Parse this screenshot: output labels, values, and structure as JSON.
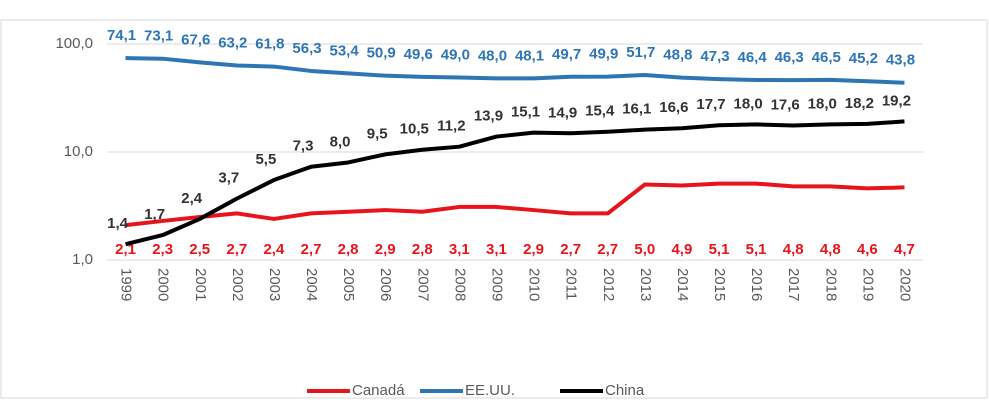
{
  "chart_data": {
    "type": "line",
    "log_scale": true,
    "grid": true,
    "legend": "bottom",
    "categories": [
      "1999",
      "2000",
      "2001",
      "2002",
      "2003",
      "2004",
      "2005",
      "2006",
      "2007",
      "2008",
      "2009",
      "2010",
      "2011",
      "2012",
      "2013",
      "2014",
      "2015",
      "2016",
      "2017",
      "2018",
      "2019",
      "2020"
    ],
    "ylim": [
      1,
      100
    ],
    "yticks": [
      {
        "value": 1,
        "label": "1,0"
      },
      {
        "value": 10,
        "label": "10,0"
      },
      {
        "value": 100,
        "label": "100,0"
      }
    ],
    "series": [
      {
        "name": "Canadá",
        "color": "#e8141b",
        "label_color": "#e8141b",
        "values": [
          2.1,
          2.3,
          2.5,
          2.7,
          2.4,
          2.7,
          2.8,
          2.9,
          2.8,
          3.1,
          3.1,
          2.9,
          2.7,
          2.7,
          5.0,
          4.9,
          5.1,
          5.1,
          4.8,
          4.8,
          4.6,
          4.7
        ],
        "value_labels": [
          "2,1",
          "2,3",
          "2,5",
          "2,7",
          "2,4",
          "2,7",
          "2,8",
          "2,9",
          "2,8",
          "3,1",
          "3,1",
          "2,9",
          "2,7",
          "2,7",
          "5,0",
          "4,9",
          "5,1",
          "5,1",
          "4,8",
          "4,8",
          "4,6",
          "4,7"
        ]
      },
      {
        "name": "EE.UU.",
        "color": "#2e75b6",
        "label_color": "#2e75b6",
        "values": [
          74.1,
          73.1,
          67.6,
          63.2,
          61.8,
          56.3,
          53.4,
          50.9,
          49.6,
          49.0,
          48.0,
          48.1,
          49.7,
          49.9,
          51.7,
          48.8,
          47.3,
          46.4,
          46.3,
          46.5,
          45.2,
          43.8
        ],
        "value_labels": [
          "74,1",
          "73,1",
          "67,6",
          "63,2",
          "61,8",
          "56,3",
          "53,4",
          "50,9",
          "49,6",
          "49,0",
          "48,0",
          "48,1",
          "49,7",
          "49,9",
          "51,7",
          "48,8",
          "47,3",
          "46,4",
          "46,3",
          "46,5",
          "45,2",
          "43,8"
        ]
      },
      {
        "name": "China",
        "color": "#000000",
        "label_color": "#333333",
        "values": [
          1.4,
          1.7,
          2.4,
          3.7,
          5.5,
          7.3,
          8.0,
          9.5,
          10.5,
          11.2,
          13.9,
          15.1,
          14.9,
          15.4,
          16.1,
          16.6,
          17.7,
          18.0,
          17.6,
          18.0,
          18.2,
          19.2
        ],
        "value_labels": [
          "1,4",
          "1,7",
          "2,4",
          "3,7",
          "5,5",
          "7,3",
          "8,0",
          "9,5",
          "10,5",
          "11,2",
          "13,9",
          "15,1",
          "14,9",
          "15,4",
          "16,1",
          "16,6",
          "17,7",
          "18,0",
          "17,6",
          "18,0",
          "18,2",
          "19,2"
        ]
      }
    ]
  }
}
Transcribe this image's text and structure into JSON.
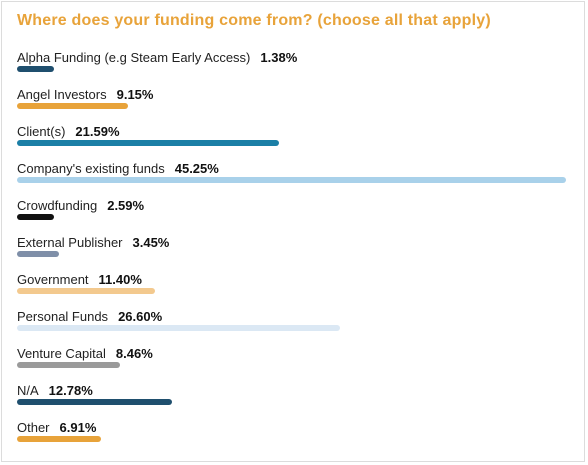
{
  "chart_data": {
    "type": "bar",
    "orientation": "horizontal",
    "title": "Where does your funding come from? (choose all that apply)",
    "xlabel": "",
    "ylabel": "",
    "xlim": [
      0,
      45.25
    ],
    "categories": [
      "Alpha Funding (e.g Steam Early Access)",
      "Angel Investors",
      "Client(s)",
      "Company's existing funds",
      "Crowdfunding",
      "External Publisher",
      "Government",
      "Personal Funds",
      "Venture Capital",
      "N/A",
      "Other"
    ],
    "values": [
      1.38,
      9.15,
      21.59,
      45.25,
      2.59,
      3.45,
      11.4,
      26.6,
      8.46,
      12.78,
      6.91
    ],
    "value_labels": [
      "1.38%",
      "9.15%",
      "21.59%",
      "45.25%",
      "2.59%",
      "3.45%",
      "11.40%",
      "26.60%",
      "8.46%",
      "12.78%",
      "6.91%"
    ],
    "colors": [
      "#1f4f6e",
      "#e8a33a",
      "#1b7fa6",
      "#a9d1ea",
      "#111111",
      "#7f8fa8",
      "#f3c98e",
      "#dbe8f4",
      "#9a9a9a",
      "#1f4f6e",
      "#e8a33a"
    ],
    "grid": false,
    "legend": "none"
  }
}
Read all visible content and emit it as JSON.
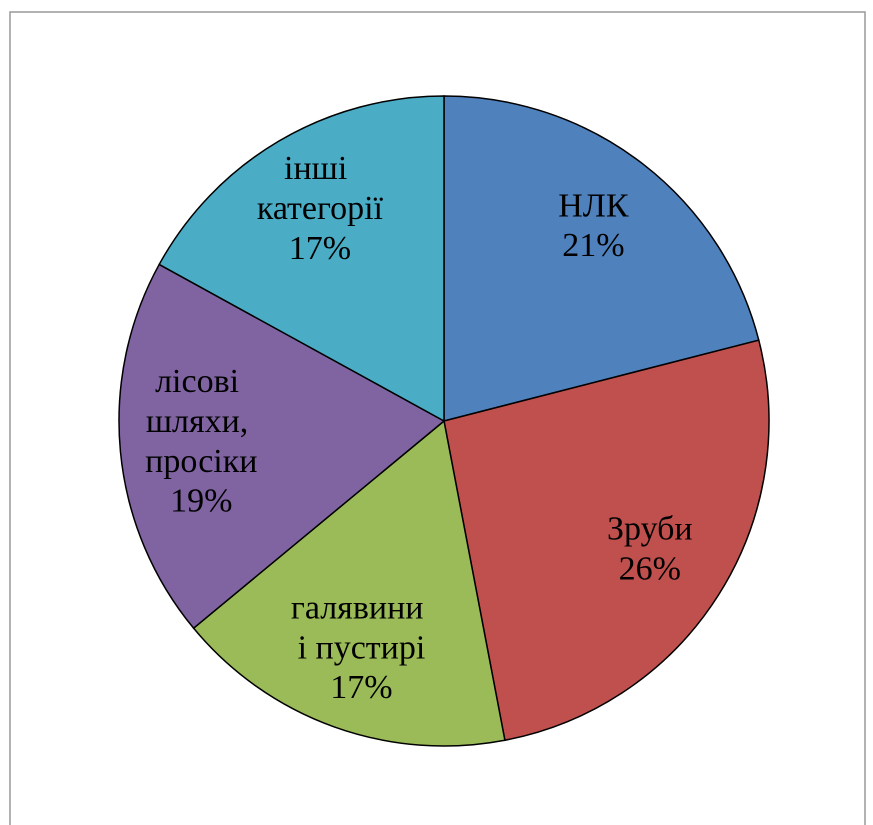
{
  "chart_data": {
    "type": "pie",
    "categories": [
      "НЛК",
      "Зруби",
      "галявини\nі пустирі",
      "лісові\nшляхи,\nпросіки",
      "інші\nкатегорії"
    ],
    "values": [
      21,
      26,
      17,
      19,
      17
    ],
    "value_labels": [
      "21%",
      "26%",
      "17%",
      "19%",
      "17%"
    ],
    "colors": [
      "#4f81bd",
      "#c0504d",
      "#9bbb59",
      "#8064a2",
      "#4bacc6"
    ]
  }
}
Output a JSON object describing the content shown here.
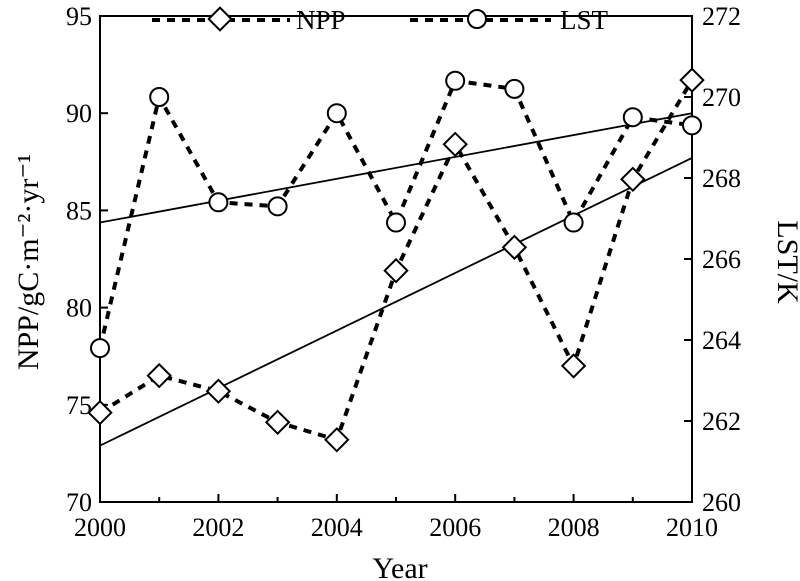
{
  "chart_data": {
    "type": "line",
    "x": [
      2000,
      2001,
      2002,
      2003,
      2004,
      2005,
      2006,
      2007,
      2008,
      2009,
      2010
    ],
    "xlabel": "Year",
    "xlim": [
      2000,
      2010
    ],
    "xticks": [
      2000,
      2002,
      2004,
      2006,
      2008,
      2010
    ],
    "y_left": {
      "label": "NPP/gC·m⁻²·yr⁻¹",
      "ylim": [
        70,
        95
      ],
      "ticks": [
        70,
        75,
        80,
        85,
        90,
        95
      ]
    },
    "y_right": {
      "label": "LST/K",
      "ylim": [
        260,
        272
      ],
      "ticks": [
        260,
        262,
        264,
        266,
        268,
        270,
        272
      ]
    },
    "series": [
      {
        "name": "NPP",
        "axis": "left",
        "marker": "diamond",
        "style": "dotted",
        "values": [
          74.6,
          76.5,
          75.7,
          74.1,
          73.2,
          81.9,
          88.4,
          83.1,
          77.0,
          86.6,
          91.7
        ],
        "trend": [
          72.9,
          87.7
        ]
      },
      {
        "name": "LST",
        "axis": "right",
        "marker": "circle",
        "style": "dotted",
        "values": [
          263.8,
          270.0,
          267.4,
          267.3,
          269.6,
          266.9,
          270.4,
          270.2,
          266.9,
          269.5,
          269.3
        ],
        "trend": [
          266.9,
          269.6
        ]
      }
    ],
    "legend": "top-center",
    "grid": false
  },
  "colors": {
    "ink": "#000000",
    "background": "#ffffff"
  }
}
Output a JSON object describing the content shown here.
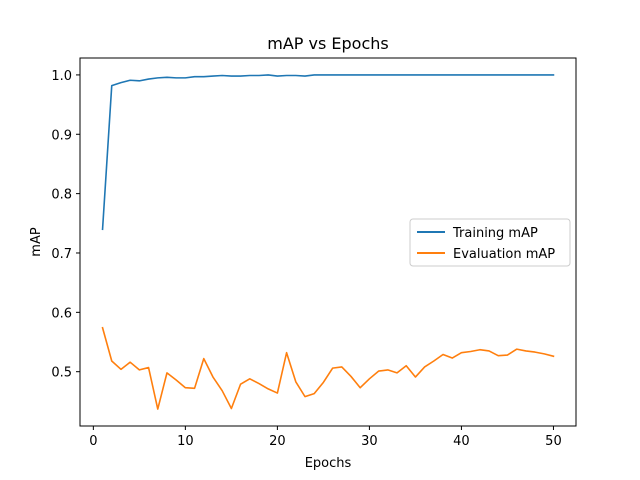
{
  "chart_data": {
    "type": "line",
    "title": "mAP vs Epochs",
    "xlabel": "Epochs",
    "ylabel": "mAP",
    "xlim": [
      -1.45,
      52.45
    ],
    "ylim": [
      0.4085,
      1.0285
    ],
    "xticks": [
      0,
      10,
      20,
      30,
      40,
      50
    ],
    "yticks": [
      0.5,
      0.6,
      0.7,
      0.8,
      0.9,
      1.0
    ],
    "ytick_labels": [
      "0.5",
      "0.6",
      "0.7",
      "0.8",
      "0.9",
      "1.0"
    ],
    "grid": false,
    "legend_position": "center-right",
    "x": [
      1,
      2,
      3,
      4,
      5,
      6,
      7,
      8,
      9,
      10,
      11,
      12,
      13,
      14,
      15,
      16,
      17,
      18,
      19,
      20,
      21,
      22,
      23,
      24,
      25,
      26,
      27,
      28,
      29,
      30,
      31,
      32,
      33,
      34,
      35,
      36,
      37,
      38,
      39,
      40,
      41,
      42,
      43,
      44,
      45,
      46,
      47,
      48,
      49,
      50
    ],
    "series": [
      {
        "name": "Training mAP",
        "color": "#1f77b4",
        "values": [
          0.74,
          0.982,
          0.987,
          0.991,
          0.99,
          0.993,
          0.995,
          0.996,
          0.995,
          0.995,
          0.997,
          0.997,
          0.998,
          0.999,
          0.998,
          0.998,
          0.999,
          0.999,
          1.0,
          0.998,
          0.999,
          0.999,
          0.998,
          1.0,
          1.0,
          1.0,
          1.0,
          1.0,
          1.0,
          1.0,
          1.0,
          1.0,
          1.0,
          1.0,
          1.0,
          1.0,
          1.0,
          1.0,
          1.0,
          1.0,
          1.0,
          1.0,
          1.0,
          1.0,
          1.0,
          1.0,
          1.0,
          1.0,
          1.0,
          1.0
        ]
      },
      {
        "name": "Evaluation mAP",
        "color": "#ff7f0e",
        "values": [
          0.574,
          0.518,
          0.504,
          0.516,
          0.503,
          0.507,
          0.437,
          0.498,
          0.486,
          0.473,
          0.472,
          0.522,
          0.491,
          0.468,
          0.438,
          0.479,
          0.488,
          0.48,
          0.471,
          0.464,
          0.532,
          0.483,
          0.458,
          0.463,
          0.482,
          0.506,
          0.508,
          0.492,
          0.473,
          0.488,
          0.501,
          0.503,
          0.498,
          0.51,
          0.491,
          0.508,
          0.518,
          0.529,
          0.523,
          0.532,
          0.534,
          0.537,
          0.535,
          0.527,
          0.528,
          0.538,
          0.535,
          0.533,
          0.53,
          0.526
        ]
      }
    ]
  }
}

══════════

Search the data for the word "JSON" and copy each line where it appears.

Parse this screenshot: output labels, values, and structure as JSON.
Transcribe this image's text and structure into JSON.
Read all visible content and emit it as JSON.
Output a JSON object describing the content shown here.
Output a JSON object describing the content shown here.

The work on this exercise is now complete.